» Prompt
Every record must be transcribed in its entirety, apart from the images, which are to be omitted.

● ● ● ●

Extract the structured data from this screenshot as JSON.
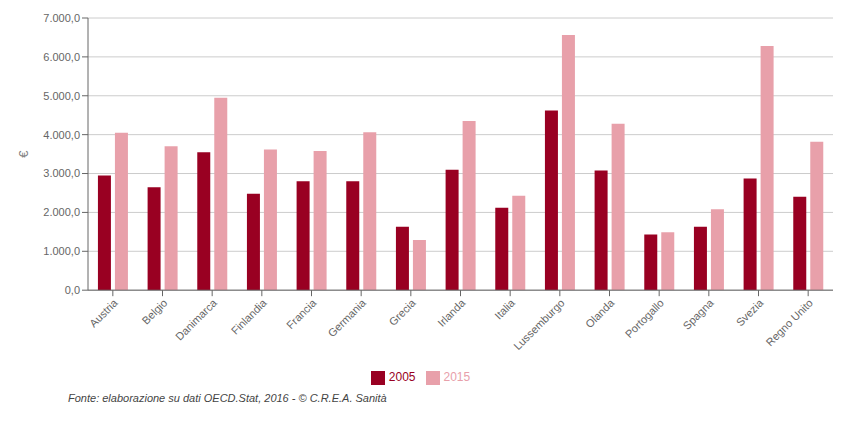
{
  "chart_data": {
    "type": "bar",
    "categories": [
      "Austria",
      "Belgio",
      "Danimarca",
      "Finlandia",
      "Francia",
      "Germania",
      "Grecia",
      "Irlanda",
      "Italia",
      "Lussemburgo",
      "Olanda",
      "Portogallo",
      "Spagna",
      "Svezia",
      "Regno Unito"
    ],
    "series": [
      {
        "name": "2005",
        "color": "#990022",
        "values": [
          2950,
          2650,
          3550,
          2480,
          2800,
          2800,
          1630,
          3100,
          2120,
          4620,
          3080,
          1430,
          1630,
          2870,
          2400
        ]
      },
      {
        "name": "2015",
        "color": "#e8a0aa",
        "values": [
          4050,
          3700,
          4950,
          3620,
          3580,
          4060,
          1290,
          4350,
          2430,
          6560,
          4280,
          1490,
          2080,
          6280,
          3820
        ]
      }
    ],
    "y_label": "€",
    "ylim": [
      0,
      7000
    ],
    "yticks": [
      {
        "value": 0,
        "label": "0,0"
      },
      {
        "value": 1000,
        "label": "1.000,0"
      },
      {
        "value": 2000,
        "label": "2.000,0"
      },
      {
        "value": 3000,
        "label": "3.000,0"
      },
      {
        "value": 4000,
        "label": "4.000,0"
      },
      {
        "value": 5000,
        "label": "5.000,0"
      },
      {
        "value": 6000,
        "label": "6.000,0"
      },
      {
        "value": 7000,
        "label": "7.000,0"
      }
    ],
    "grid": true,
    "legend": "bottom",
    "annotations": [
      "Fonte: elaborazione su dati OECD.Stat, 2016 - © C.R.E.A. Sanità"
    ]
  }
}
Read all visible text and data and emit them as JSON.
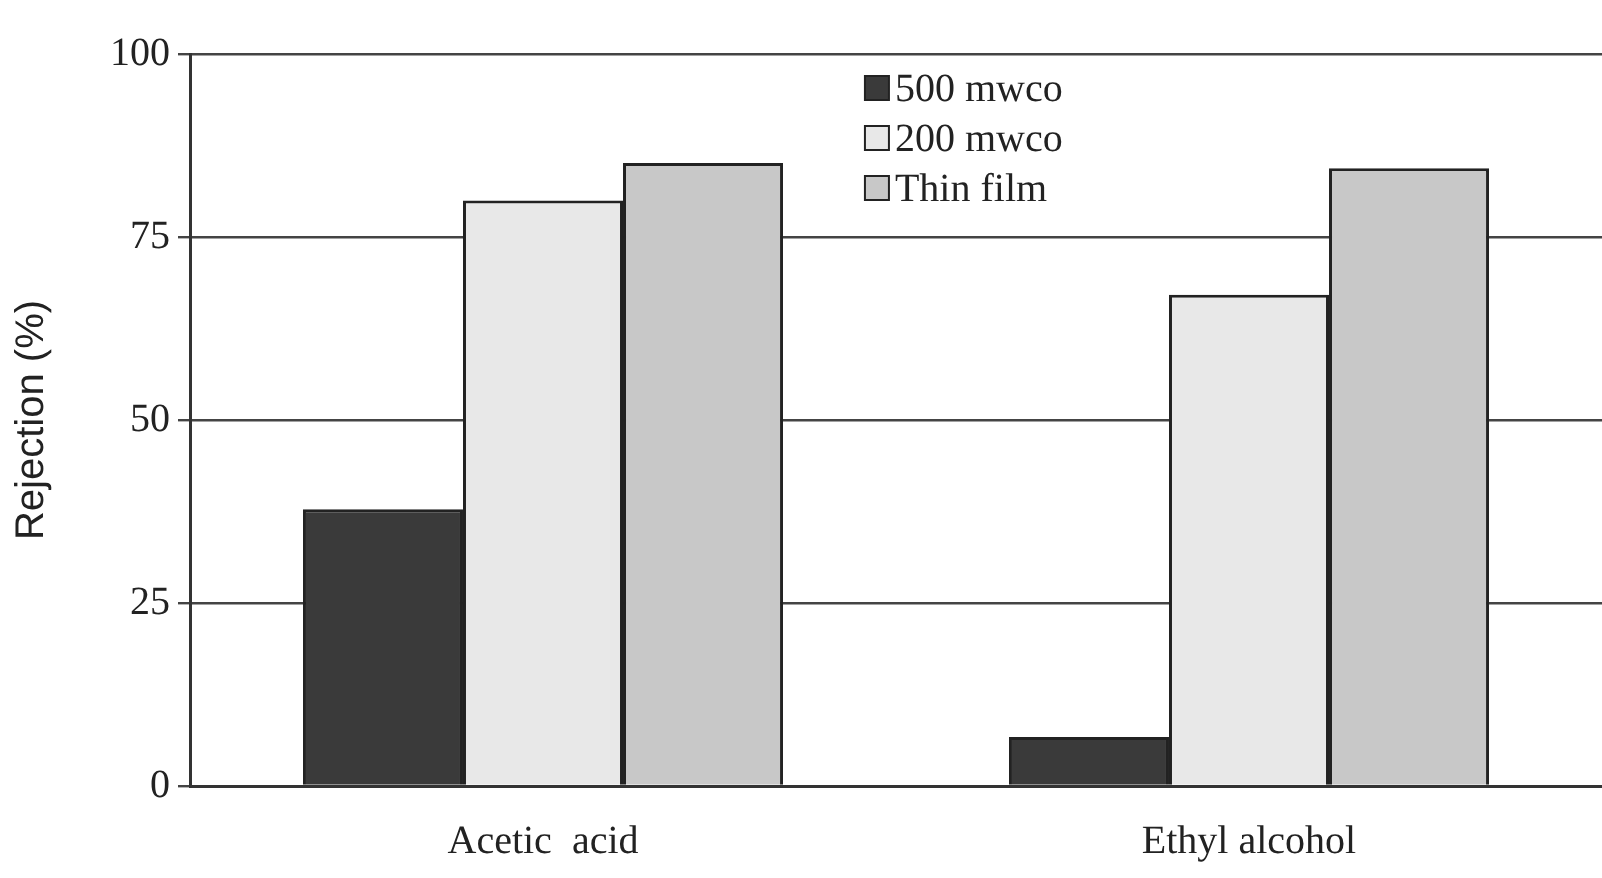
{
  "chart_data": {
    "type": "bar",
    "ylabel": "Rejection (%)",
    "categories": [
      "Acetic  acid",
      "Ethyl alcohol"
    ],
    "series": [
      {
        "name": "500 mwco",
        "color": "#3a3a3a",
        "values": [
          37.8,
          6.7
        ]
      },
      {
        "name": "200 mwco",
        "color": "#e8e8e8",
        "values": [
          80,
          67.1
        ]
      },
      {
        "name": "Thin film",
        "color": "#c8c8c8",
        "values": [
          85.1,
          84.4
        ]
      }
    ],
    "ylim": [
      0,
      100
    ],
    "yticks": [
      0,
      25,
      50,
      75,
      100
    ],
    "grid": "y",
    "legend": "top"
  }
}
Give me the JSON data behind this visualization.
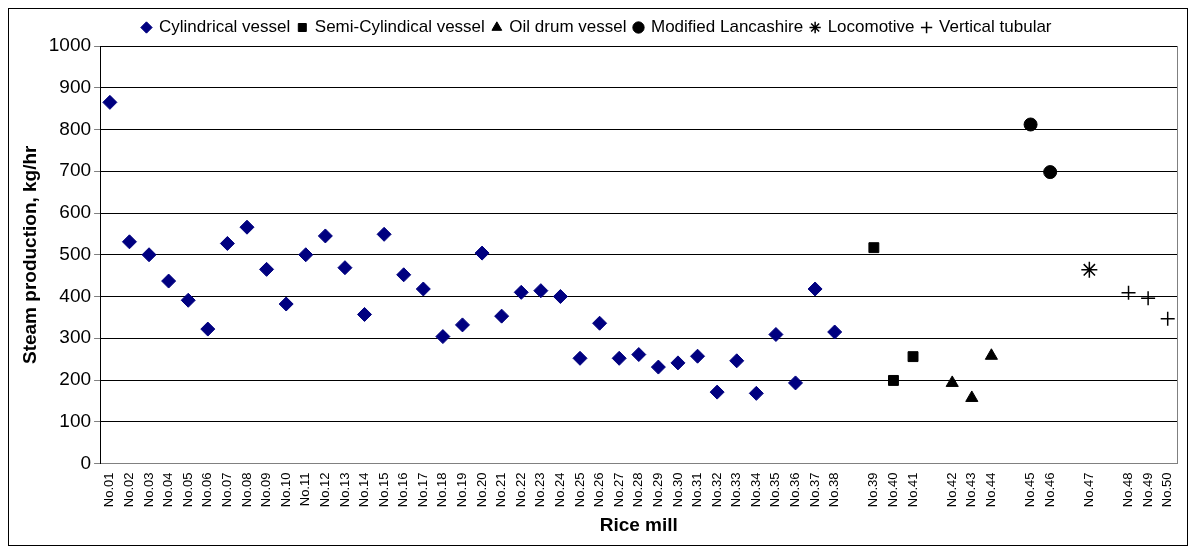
{
  "chart_data": {
    "type": "scatter",
    "xlabel": "Rice mill",
    "ylabel": "Steam production, kg/hr",
    "categories": [
      "No.01",
      "No.02",
      "No.03",
      "No.04",
      "No.05",
      "No.06",
      "No.07",
      "No.08",
      "No.09",
      "No.10",
      "No.11",
      "No.12",
      "No.13",
      "No.14",
      "No.15",
      "No.16",
      "No.17",
      "No.18",
      "No.19",
      "No.20",
      "No.21",
      "No.22",
      "No.23",
      "No.24",
      "No.25",
      "No.26",
      "No.27",
      "No.28",
      "No.29",
      "No.30",
      "No.31",
      "No.32",
      "No.33",
      "No.34",
      "No.35",
      "No.36",
      "No.37",
      "No.38",
      null,
      "No.39",
      "No.40",
      "No.41",
      null,
      "No.42",
      "No.43",
      "No.44",
      null,
      "No.45",
      "No.46",
      null,
      "No.47",
      null,
      "No.48",
      "No.49",
      "No.50"
    ],
    "series": [
      {
        "name": "Cylindrical vessel",
        "color": "#000080",
        "marker": "diamond",
        "values": [
          865,
          531,
          500,
          437,
          391,
          322,
          527,
          566,
          465,
          382,
          500,
          545,
          469,
          357,
          549,
          452,
          418,
          304,
          332,
          504,
          353,
          410,
          414,
          400,
          252,
          336,
          252,
          261,
          231,
          241,
          257,
          171,
          246,
          168,
          309,
          193,
          418,
          315,
          null,
          null,
          null,
          null,
          null,
          null,
          null,
          null,
          null,
          null,
          null,
          null,
          null,
          null,
          null,
          null,
          null
        ]
      },
      {
        "name": "Semi-Cylindical vessel",
        "color": "#000000",
        "marker": "square",
        "values": [
          null,
          null,
          null,
          null,
          null,
          null,
          null,
          null,
          null,
          null,
          null,
          null,
          null,
          null,
          null,
          null,
          null,
          null,
          null,
          null,
          null,
          null,
          null,
          null,
          null,
          null,
          null,
          null,
          null,
          null,
          null,
          null,
          null,
          null,
          null,
          null,
          null,
          null,
          null,
          517,
          199,
          256,
          null,
          null,
          null,
          null,
          null,
          null,
          null,
          null,
          null,
          null,
          null,
          null,
          null
        ]
      },
      {
        "name": "Oil drum vessel",
        "color": "#000000",
        "marker": "triangle",
        "values": [
          null,
          null,
          null,
          null,
          null,
          null,
          null,
          null,
          null,
          null,
          null,
          null,
          null,
          null,
          null,
          null,
          null,
          null,
          null,
          null,
          null,
          null,
          null,
          null,
          null,
          null,
          null,
          null,
          null,
          null,
          null,
          null,
          null,
          null,
          null,
          null,
          null,
          null,
          null,
          null,
          null,
          null,
          null,
          193,
          157,
          258,
          null,
          null,
          null,
          null,
          null,
          null,
          null,
          null,
          null
        ]
      },
      {
        "name": "Modified Lancashire",
        "color": "#000000",
        "marker": "circle",
        "values": [
          null,
          null,
          null,
          null,
          null,
          null,
          null,
          null,
          null,
          null,
          null,
          null,
          null,
          null,
          null,
          null,
          null,
          null,
          null,
          null,
          null,
          null,
          null,
          null,
          null,
          null,
          null,
          null,
          null,
          null,
          null,
          null,
          null,
          null,
          null,
          null,
          null,
          null,
          null,
          null,
          null,
          null,
          null,
          null,
          null,
          null,
          null,
          812,
          698,
          null,
          null,
          null,
          null,
          null,
          null
        ]
      },
      {
        "name": "Locomotive",
        "color": "#000000",
        "values": [
          null,
          null,
          null,
          null,
          null,
          null,
          null,
          null,
          null,
          null,
          null,
          null,
          null,
          null,
          null,
          null,
          null,
          null,
          null,
          null,
          null,
          null,
          null,
          null,
          null,
          null,
          null,
          null,
          null,
          null,
          null,
          null,
          null,
          null,
          null,
          null,
          null,
          null,
          null,
          null,
          null,
          null,
          null,
          null,
          null,
          null,
          null,
          null,
          null,
          null,
          464,
          null,
          null,
          null,
          null
        ]
      },
      {
        "name": "Vertical tubular",
        "color": "#000000",
        "marker": "cross",
        "values": [
          null,
          null,
          null,
          null,
          null,
          null,
          null,
          null,
          null,
          null,
          null,
          null,
          null,
          null,
          null,
          null,
          null,
          null,
          null,
          null,
          null,
          null,
          null,
          null,
          null,
          null,
          null,
          null,
          null,
          null,
          null,
          null,
          null,
          null,
          null,
          null,
          null,
          null,
          null,
          null,
          null,
          null,
          null,
          null,
          null,
          null,
          null,
          null,
          null,
          null,
          null,
          null,
          409,
          396,
          347
        ]
      }
    ],
    "ylim": [
      0,
      1000
    ],
    "yticks": [
      0,
      100,
      200,
      300,
      400,
      500,
      600,
      700,
      800,
      900,
      1000
    ],
    "grid": "y",
    "legend": "top"
  }
}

● ● ● ●

» Response to this task
Extract the structured data from this screenshot as JSON.
{
  "chart_data": {
    "type": "bar",
    "categories": [
      "Austria",
      "Belgio",
      "Danimarca",
      "Finlandia",
      "Francia",
      "Germania",
      "Grecia",
      "Irlanda",
      "Italia",
      "Lussemburgo",
      "Olanda",
      "Portogallo",
      "Spagna",
      "Svezia",
      "Regno Unito"
    ],
    "series": [
      {
        "name": "2005",
        "color": "#990022",
        "values": [
          2950,
          2650,
          3550,
          2480,
          2800,
          2800,
          1630,
          3100,
          2120,
          4620,
          3080,
          1430,
          1630,
          2870,
          2400
        ]
      },
      {
        "name": "2015",
        "color": "#e8a0aa",
        "values": [
          4050,
          3700,
          4950,
          3620,
          3580,
          4060,
          1290,
          4350,
          2430,
          6560,
          4280,
          1490,
          2080,
          6280,
          3820
        ]
      }
    ],
    "y_label": "€",
    "ylim": [
      0,
      7000
    ],
    "yticks": [
      {
        "value": 0,
        "label": "0,0"
      },
      {
        "value": 1000,
        "label": "1.000,0"
      },
      {
        "value": 2000,
        "label": "2.000,0"
      },
      {
        "value": 3000,
        "label": "3.000,0"
      },
      {
        "value": 4000,
        "label": "4.000,0"
      },
      {
        "value": 5000,
        "label": "5.000,0"
      },
      {
        "value": 6000,
        "label": "6.000,0"
      },
      {
        "value": 7000,
        "label": "7.000,0"
      }
    ],
    "grid": true,
    "legend": "bottom",
    "annotations": [
      "Fonte: elaborazione su dati OECD.Stat, 2016 - © C.R.E.A. Sanità"
    ]
  }
}
Read all visible text and data and emit them as JSON.
{
  "chart_data": {
    "type": "bar",
    "ylabel": "Rejection (%)",
    "categories": [
      "Acetic  acid",
      "Ethyl alcohol"
    ],
    "series": [
      {
        "name": "500 mwco",
        "color": "#3a3a3a",
        "values": [
          37.8,
          6.7
        ]
      },
      {
        "name": "200 mwco",
        "color": "#e8e8e8",
        "values": [
          80,
          67.1
        ]
      },
      {
        "name": "Thin film",
        "color": "#c8c8c8",
        "values": [
          85.1,
          84.4
        ]
      }
    ],
    "ylim": [
      0,
      100
    ],
    "yticks": [
      0,
      25,
      50,
      75,
      100
    ],
    "grid": "y",
    "legend": "top"
  }
}
Give me the JSON data behind this visualization.
{
  "chart_data": {
    "type": "scatter",
    "xlabel": "Rice mill",
    "ylabel": "Steam production, kg/hr",
    "categories": [
      "No.01",
      "No.02",
      "No.03",
      "No.04",
      "No.05",
      "No.06",
      "No.07",
      "No.08",
      "No.09",
      "No.10",
      "No.11",
      "No.12",
      "No.13",
      "No.14",
      "No.15",
      "No.16",
      "No.17",
      "No.18",
      "No.19",
      "No.20",
      "No.21",
      "No.22",
      "No.23",
      "No.24",
      "No.25",
      "No.26",
      "No.27",
      "No.28",
      "No.29",
      "No.30",
      "No.31",
      "No.32",
      "No.33",
      "No.34",
      "No.35",
      "No.36",
      "No.37",
      "No.38",
      null,
      "No.39",
      "No.40",
      "No.41",
      null,
      "No.42",
      "No.43",
      "No.44",
      null,
      "No.45",
      "No.46",
      null,
      "No.47",
      null,
      "No.48",
      "No.49",
      "No.50"
    ],
    "series": [
      {
        "name": "Cylindrical vessel",
        "color": "#000080",
        "marker": "diamond",
        "values": [
          865,
          531,
          500,
          437,
          391,
          322,
          527,
          566,
          465,
          382,
          500,
          545,
          469,
          357,
          549,
          452,
          418,
          304,
          332,
          504,
          353,
          410,
          414,
          400,
          252,
          336,
          252,
          261,
          231,
          241,
          257,
          171,
          246,
          168,
          309,
          193,
          418,
          315,
          null,
          null,
          null,
          null,
          null,
          null,
          null,
          null,
          null,
          null,
          null,
          null,
          null,
          null,
          null,
          null,
          null
        ]
      },
      {
        "name": "Semi-Cylindical vessel",
        "color": "#000000",
        "marker": "square",
        "values": [
          null,
          null,
          null,
          null,
          null,
          null,
          null,
          null,
          null,
          null,
          null,
          null,
          null,
          null,
          null,
          null,
          null,
          null,
          null,
          null,
          null,
          null,
          null,
          null,
          null,
          null,
          null,
          null,
          null,
          null,
          null,
          null,
          null,
          null,
          null,
          null,
          null,
          null,
          null,
          517,
          199,
          256,
          null,
          null,
          null,
          null,
          null,
          null,
          null,
          null,
          null,
          null,
          null,
          null,
          null
        ]
      },
      {
        "name": "Oil drum vessel",
        "color": "#000000",
        "marker": "triangle",
        "values": [
          null,
          null,
          null,
          null,
          null,
          null,
          null,
          null,
          null,
          null,
          null,
          null,
          null,
          null,
          null,
          null,
          null,
          null,
          null,
          null,
          null,
          null,
          null,
          null,
          null,
          null,
          null,
          null,
          null,
          null,
          null,
          null,
          null,
          null,
          null,
          null,
          null,
          null,
          null,
          null,
          null,
          null,
          null,
          193,
          157,
          258,
          null,
          null,
          null,
          null,
          null,
          null,
          null,
          null,
          null
        ]
      },
      {
        "name": "Modified Lancashire",
        "color": "#000000",
        "marker": "circle",
        "values": [
          null,
          null,
          null,
          null,
          null,
          null,
          null,
          null,
          null,
          null,
          null,
          null,
          null,
          null,
          null,
          null,
          null,
          null,
          null,
          null,
          null,
          null,
          null,
          null,
          null,
          null,
          null,
          null,
          null,
          null,
          null,
          null,
          null,
          null,
          null,
          null,
          null,
          null,
          null,
          null,
          null,
          null,
          null,
          null,
          null,
          null,
          null,
          812,
          698,
          null,
          null,
          null,
          null,
          null,
          null
        ]
      },
      {
        "name": "Locomotive",
        "color": "#000000",
        "values": [
          null,
          null,
          null,
          null,
          null,
          null,
          null,
          null,
          null,
          null,
          null,
          null,
          null,
          null,
          null,
          null,
          null,
          null,
          null,
          null,
          null,
          null,
          null,
          null,
          null,
          null,
          null,
          null,
          null,
          null,
          null,
          null,
          null,
          null,
          null,
          null,
          null,
          null,
          null,
          null,
          null,
          null,
          null,
          null,
          null,
          null,
          null,
          null,
          null,
          null,
          464,
          null,
          null,
          null,
          null
        ]
      },
      {
        "name": "Vertical tubular",
        "color": "#000000",
        "marker": "cross",
        "values": [
          null,
          null,
          null,
          null,
          null,
          null,
          null,
          null,
          null,
          null,
          null,
          null,
          null,
          null,
          null,
          null,
          null,
          null,
          null,
          null,
          null,
          null,
          null,
          null,
          null,
          null,
          null,
          null,
          null,
          null,
          null,
          null,
          null,
          null,
          null,
          null,
          null,
          null,
          null,
          null,
          null,
          null,
          null,
          null,
          null,
          null,
          null,
          null,
          null,
          null,
          null,
          null,
          409,
          396,
          347
        ]
      }
    ],
    "ylim": [
      0,
      1000
    ],
    "yticks": [
      0,
      100,
      200,
      300,
      400,
      500,
      600,
      700,
      800,
      900,
      1000
    ],
    "grid": "y",
    "legend": "top"
  }
}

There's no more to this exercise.